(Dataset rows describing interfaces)
——————

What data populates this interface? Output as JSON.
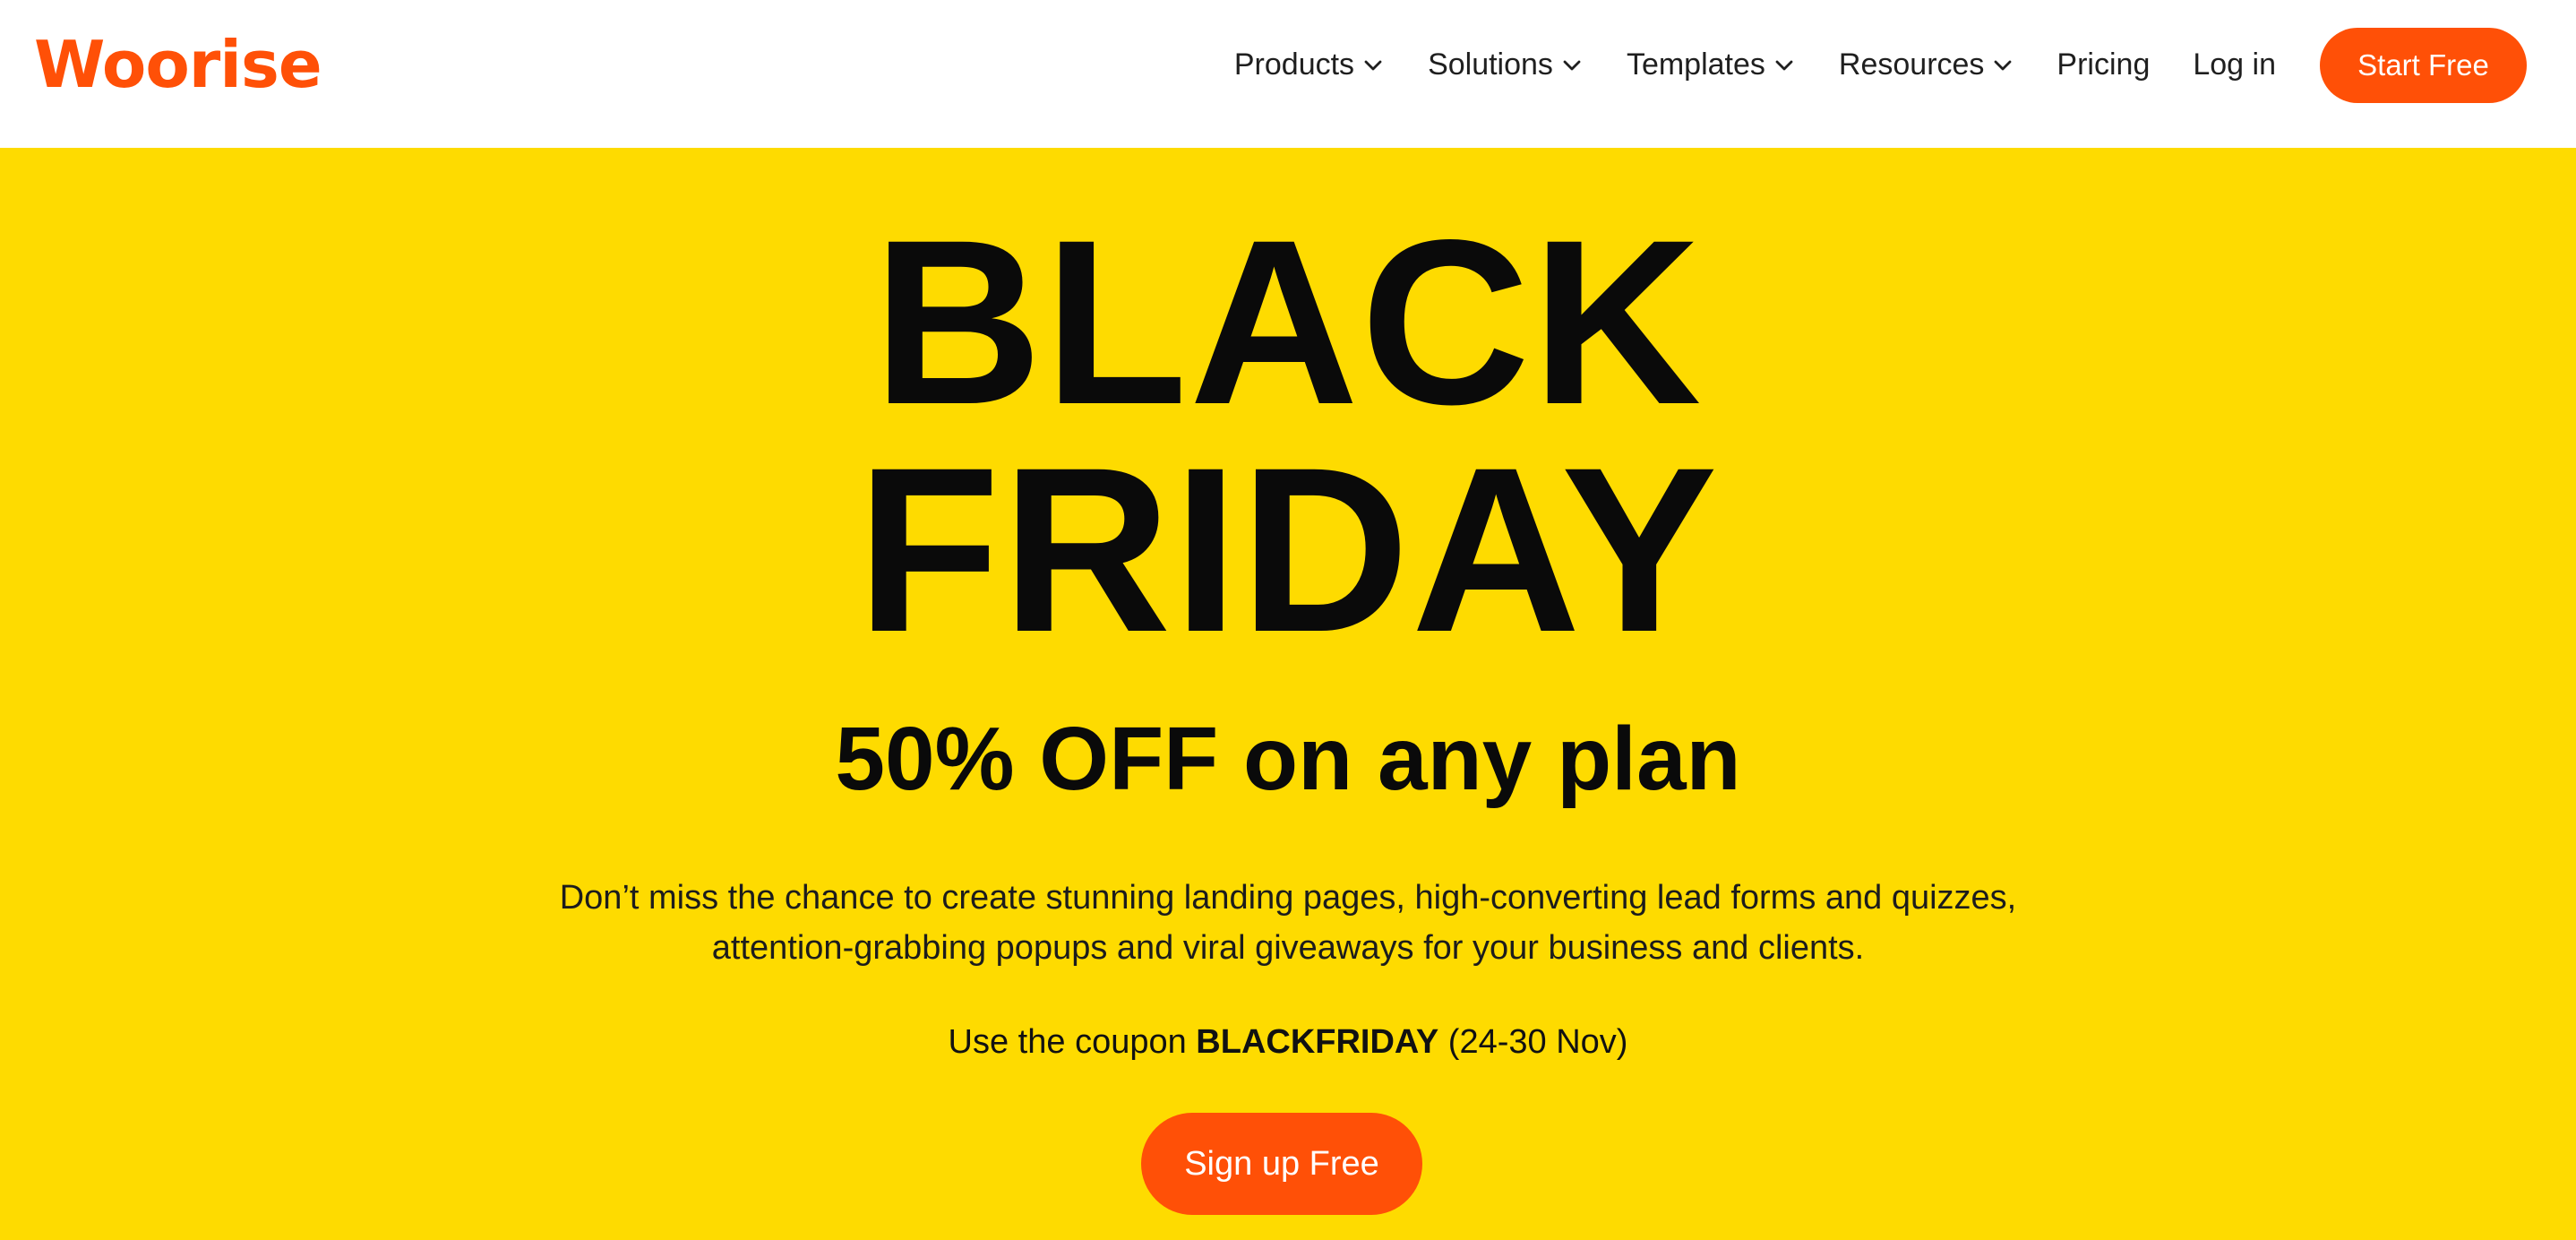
{
  "brand": {
    "logo_text": "Woorise",
    "accent_color": "#ff5007",
    "hero_background": "#fedb00"
  },
  "nav": {
    "items": [
      {
        "label": "Products",
        "icon": "chevron-down-icon"
      },
      {
        "label": "Solutions",
        "icon": "chevron-down-icon"
      },
      {
        "label": "Templates",
        "icon": "chevron-down-icon"
      },
      {
        "label": "Resources",
        "icon": "chevron-down-icon"
      },
      {
        "label": "Pricing"
      },
      {
        "label": "Log in"
      }
    ],
    "cta_label": "Start Free"
  },
  "hero": {
    "headline_line1": "BLACK",
    "headline_line2": "FRIDAY",
    "subheadline": "50% OFF on any plan",
    "description_line1": "Don’t miss the chance to create stunning landing pages, high-converting lead forms and quizzes,",
    "description_line2": "attention-grabbing popups and viral giveaways for your business and clients.",
    "coupon_prefix": "Use the coupon ",
    "coupon_code": "BLACKFRIDAY",
    "coupon_dates": " (24-30 Nov)",
    "cta_label": "Sign up Free"
  }
}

——————

Work instructions: Reproduce all of the data exactly, omitting each picture it holds.

Expected answer:
What data populates this interface? Output as JSON.
{
  "brand": {
    "logo_text": "Woorise",
    "accent_color": "#ff5007",
    "hero_background": "#fedb00"
  },
  "nav": {
    "items": [
      {
        "label": "Products",
        "icon": "chevron-down-icon"
      },
      {
        "label": "Solutions",
        "icon": "chevron-down-icon"
      },
      {
        "label": "Templates",
        "icon": "chevron-down-icon"
      },
      {
        "label": "Resources",
        "icon": "chevron-down-icon"
      },
      {
        "label": "Pricing"
      },
      {
        "label": "Log in"
      }
    ],
    "cta_label": "Start Free"
  },
  "hero": {
    "headline_line1": "BLACK",
    "headline_line2": "FRIDAY",
    "subheadline": "50% OFF on any plan",
    "description_line1": "Don’t miss the chance to create stunning landing pages, high-converting lead forms and quizzes,",
    "description_line2": "attention-grabbing popups and viral giveaways for your business and clients.",
    "coupon_prefix": "Use the coupon ",
    "coupon_code": "BLACKFRIDAY",
    "coupon_dates": " (24-30 Nov)",
    "cta_label": "Sign up Free"
  }
}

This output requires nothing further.